▶ [Task instructions]:
Type the records out again in full, exactly.
___ Material ___
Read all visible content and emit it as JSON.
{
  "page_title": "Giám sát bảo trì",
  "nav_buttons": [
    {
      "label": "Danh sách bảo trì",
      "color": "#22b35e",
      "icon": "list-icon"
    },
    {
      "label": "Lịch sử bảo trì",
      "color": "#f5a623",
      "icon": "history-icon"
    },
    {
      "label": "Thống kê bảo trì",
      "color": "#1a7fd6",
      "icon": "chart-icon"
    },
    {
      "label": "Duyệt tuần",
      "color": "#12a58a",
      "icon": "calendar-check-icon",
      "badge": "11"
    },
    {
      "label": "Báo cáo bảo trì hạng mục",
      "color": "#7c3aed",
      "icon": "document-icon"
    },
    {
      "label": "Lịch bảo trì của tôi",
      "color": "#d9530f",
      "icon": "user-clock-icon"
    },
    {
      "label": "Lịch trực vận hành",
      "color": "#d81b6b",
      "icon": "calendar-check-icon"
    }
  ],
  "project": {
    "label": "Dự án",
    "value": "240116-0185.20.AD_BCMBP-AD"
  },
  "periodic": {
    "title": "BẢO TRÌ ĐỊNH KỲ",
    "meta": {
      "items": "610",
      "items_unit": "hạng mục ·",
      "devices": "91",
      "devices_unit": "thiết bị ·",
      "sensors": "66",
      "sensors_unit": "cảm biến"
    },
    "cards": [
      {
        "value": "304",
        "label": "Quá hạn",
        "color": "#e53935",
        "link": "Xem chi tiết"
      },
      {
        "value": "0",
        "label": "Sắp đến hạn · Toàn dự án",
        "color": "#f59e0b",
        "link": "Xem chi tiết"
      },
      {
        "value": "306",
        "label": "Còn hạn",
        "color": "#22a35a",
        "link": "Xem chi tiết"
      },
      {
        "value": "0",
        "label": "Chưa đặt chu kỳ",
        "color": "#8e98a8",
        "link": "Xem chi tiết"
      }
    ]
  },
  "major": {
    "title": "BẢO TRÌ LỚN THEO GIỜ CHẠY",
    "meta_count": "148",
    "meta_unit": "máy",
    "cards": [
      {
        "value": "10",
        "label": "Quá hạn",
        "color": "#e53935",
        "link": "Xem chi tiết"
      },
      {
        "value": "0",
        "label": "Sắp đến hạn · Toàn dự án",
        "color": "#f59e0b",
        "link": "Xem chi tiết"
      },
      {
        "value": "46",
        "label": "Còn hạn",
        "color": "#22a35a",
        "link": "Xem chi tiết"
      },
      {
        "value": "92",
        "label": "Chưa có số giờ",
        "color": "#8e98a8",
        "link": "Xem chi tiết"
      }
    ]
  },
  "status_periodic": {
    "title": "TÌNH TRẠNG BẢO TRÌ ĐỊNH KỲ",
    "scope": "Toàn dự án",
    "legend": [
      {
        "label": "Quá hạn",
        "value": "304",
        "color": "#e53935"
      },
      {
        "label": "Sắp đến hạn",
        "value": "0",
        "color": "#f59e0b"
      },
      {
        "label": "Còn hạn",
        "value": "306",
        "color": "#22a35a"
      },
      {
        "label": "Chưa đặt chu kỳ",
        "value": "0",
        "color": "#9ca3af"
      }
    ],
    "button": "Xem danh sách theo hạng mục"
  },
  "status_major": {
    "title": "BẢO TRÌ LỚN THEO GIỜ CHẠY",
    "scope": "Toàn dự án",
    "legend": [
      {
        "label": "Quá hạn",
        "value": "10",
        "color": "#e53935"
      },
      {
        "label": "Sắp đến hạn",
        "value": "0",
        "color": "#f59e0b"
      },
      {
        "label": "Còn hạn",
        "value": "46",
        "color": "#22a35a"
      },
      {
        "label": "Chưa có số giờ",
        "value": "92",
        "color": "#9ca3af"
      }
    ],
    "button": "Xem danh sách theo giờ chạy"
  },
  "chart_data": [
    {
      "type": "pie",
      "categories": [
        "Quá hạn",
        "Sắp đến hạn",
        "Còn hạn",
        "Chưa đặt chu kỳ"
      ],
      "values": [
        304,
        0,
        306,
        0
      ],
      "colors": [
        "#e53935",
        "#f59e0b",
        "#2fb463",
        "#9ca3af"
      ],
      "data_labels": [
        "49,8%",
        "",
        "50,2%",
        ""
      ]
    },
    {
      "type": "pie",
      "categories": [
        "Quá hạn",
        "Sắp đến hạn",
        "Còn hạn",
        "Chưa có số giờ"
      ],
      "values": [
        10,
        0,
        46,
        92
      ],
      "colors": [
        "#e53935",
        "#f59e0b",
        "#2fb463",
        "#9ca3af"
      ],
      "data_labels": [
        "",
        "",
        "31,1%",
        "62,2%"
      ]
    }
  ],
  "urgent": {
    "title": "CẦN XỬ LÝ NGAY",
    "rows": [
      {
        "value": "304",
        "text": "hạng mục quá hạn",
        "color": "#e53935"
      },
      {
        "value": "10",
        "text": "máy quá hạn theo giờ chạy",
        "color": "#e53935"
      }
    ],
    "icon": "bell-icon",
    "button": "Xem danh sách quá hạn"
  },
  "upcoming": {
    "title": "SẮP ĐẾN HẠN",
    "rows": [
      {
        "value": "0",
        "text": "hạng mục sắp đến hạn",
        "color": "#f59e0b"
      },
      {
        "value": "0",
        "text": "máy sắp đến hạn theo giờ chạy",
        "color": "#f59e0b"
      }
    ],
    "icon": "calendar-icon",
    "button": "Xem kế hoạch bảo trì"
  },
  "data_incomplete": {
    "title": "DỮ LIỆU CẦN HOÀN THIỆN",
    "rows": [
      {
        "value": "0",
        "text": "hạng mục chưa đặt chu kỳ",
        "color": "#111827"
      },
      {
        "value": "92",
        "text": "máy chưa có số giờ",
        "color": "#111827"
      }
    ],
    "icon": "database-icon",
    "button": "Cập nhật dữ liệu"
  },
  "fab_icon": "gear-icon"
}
___
▶ [Right answer]:
Read all visible content and emit it as JSON.
{
  "page_title": "Giám sát bảo trì",
  "nav_buttons": [
    {
      "label": "Danh sách bảo trì",
      "color": "#22b35e",
      "icon": "list-icon"
    },
    {
      "label": "Lịch sử bảo trì",
      "color": "#f5a623",
      "icon": "history-icon"
    },
    {
      "label": "Thống kê bảo trì",
      "color": "#1a7fd6",
      "icon": "chart-icon"
    },
    {
      "label": "Duyệt tuần",
      "color": "#12a58a",
      "icon": "calendar-check-icon",
      "badge": "11"
    },
    {
      "label": "Báo cáo bảo trì hạng mục",
      "color": "#7c3aed",
      "icon": "document-icon"
    },
    {
      "label": "Lịch bảo trì của tôi",
      "color": "#d9530f",
      "icon": "user-clock-icon"
    },
    {
      "label": "Lịch trực vận hành",
      "color": "#d81b6b",
      "icon": "calendar-check-icon"
    }
  ],
  "project": {
    "label": "Dự án",
    "value": "240116-0185.20.AD_BCMBP-AD"
  },
  "periodic": {
    "title": "BẢO TRÌ ĐỊNH KỲ",
    "meta": {
      "items": "610",
      "items_unit": "hạng mục ·",
      "devices": "91",
      "devices_unit": "thiết bị ·",
      "sensors": "66",
      "sensors_unit": "cảm biến"
    },
    "cards": [
      {
        "value": "304",
        "label": "Quá hạn",
        "color": "#e53935",
        "link": "Xem chi tiết"
      },
      {
        "value": "0",
        "label": "Sắp đến hạn · Toàn dự án",
        "color": "#f59e0b",
        "link": "Xem chi tiết"
      },
      {
        "value": "306",
        "label": "Còn hạn",
        "color": "#22a35a",
        "link": "Xem chi tiết"
      },
      {
        "value": "0",
        "label": "Chưa đặt chu kỳ",
        "color": "#8e98a8",
        "link": "Xem chi tiết"
      }
    ]
  },
  "major": {
    "title": "BẢO TRÌ LỚN THEO GIỜ CHẠY",
    "meta_count": "148",
    "meta_unit": "máy",
    "cards": [
      {
        "value": "10",
        "label": "Quá hạn",
        "color": "#e53935",
        "link": "Xem chi tiết"
      },
      {
        "value": "0",
        "label": "Sắp đến hạn · Toàn dự án",
        "color": "#f59e0b",
        "link": "Xem chi tiết"
      },
      {
        "value": "46",
        "label": "Còn hạn",
        "color": "#22a35a",
        "link": "Xem chi tiết"
      },
      {
        "value": "92",
        "label": "Chưa có số giờ",
        "color": "#8e98a8",
        "link": "Xem chi tiết"
      }
    ]
  },
  "status_periodic": {
    "title": "TÌNH TRẠNG BẢO TRÌ ĐỊNH KỲ",
    "scope": "Toàn dự án",
    "legend": [
      {
        "label": "Quá hạn",
        "value": "304",
        "color": "#e53935"
      },
      {
        "label": "Sắp đến hạn",
        "value": "0",
        "color": "#f59e0b"
      },
      {
        "label": "Còn hạn",
        "value": "306",
        "color": "#22a35a"
      },
      {
        "label": "Chưa đặt chu kỳ",
        "value": "0",
        "color": "#9ca3af"
      }
    ],
    "button": "Xem danh sách theo hạng mục"
  },
  "status_major": {
    "title": "BẢO TRÌ LỚN THEO GIỜ CHẠY",
    "scope": "Toàn dự án",
    "legend": [
      {
        "label": "Quá hạn",
        "value": "10",
        "color": "#e53935"
      },
      {
        "label": "Sắp đến hạn",
        "value": "0",
        "color": "#f59e0b"
      },
      {
        "label": "Còn hạn",
        "value": "46",
        "color": "#22a35a"
      },
      {
        "label": "Chưa có số giờ",
        "value": "92",
        "color": "#9ca3af"
      }
    ],
    "button": "Xem danh sách theo giờ chạy"
  },
  "chart_data": [
    {
      "type": "pie",
      "categories": [
        "Quá hạn",
        "Sắp đến hạn",
        "Còn hạn",
        "Chưa đặt chu kỳ"
      ],
      "values": [
        304,
        0,
        306,
        0
      ],
      "colors": [
        "#e53935",
        "#f59e0b",
        "#2fb463",
        "#9ca3af"
      ],
      "data_labels": [
        "49,8%",
        "",
        "50,2%",
        ""
      ]
    },
    {
      "type": "pie",
      "categories": [
        "Quá hạn",
        "Sắp đến hạn",
        "Còn hạn",
        "Chưa có số giờ"
      ],
      "values": [
        10,
        0,
        46,
        92
      ],
      "colors": [
        "#e53935",
        "#f59e0b",
        "#2fb463",
        "#9ca3af"
      ],
      "data_labels": [
        "",
        "",
        "31,1%",
        "62,2%"
      ]
    }
  ],
  "urgent": {
    "title": "CẦN XỬ LÝ NGAY",
    "rows": [
      {
        "value": "304",
        "text": "hạng mục quá hạn",
        "color": "#e53935"
      },
      {
        "value": "10",
        "text": "máy quá hạn theo giờ chạy",
        "color": "#e53935"
      }
    ],
    "icon": "bell-icon",
    "button": "Xem danh sách quá hạn"
  },
  "upcoming": {
    "title": "SẮP ĐẾN HẠN",
    "rows": [
      {
        "value": "0",
        "text": "hạng mục sắp đến hạn",
        "color": "#f59e0b"
      },
      {
        "value": "0",
        "text": "máy sắp đến hạn theo giờ chạy",
        "color": "#f59e0b"
      }
    ],
    "icon": "calendar-icon",
    "button": "Xem kế hoạch bảo trì"
  },
  "data_incomplete": {
    "title": "DỮ LIỆU CẦN HOÀN THIỆN",
    "rows": [
      {
        "value": "0",
        "text": "hạng mục chưa đặt chu kỳ",
        "color": "#111827"
      },
      {
        "value": "92",
        "text": "máy chưa có số giờ",
        "color": "#111827"
      }
    ],
    "icon": "database-icon",
    "button": "Cập nhật dữ liệu"
  },
  "fab_icon": "gear-icon"
}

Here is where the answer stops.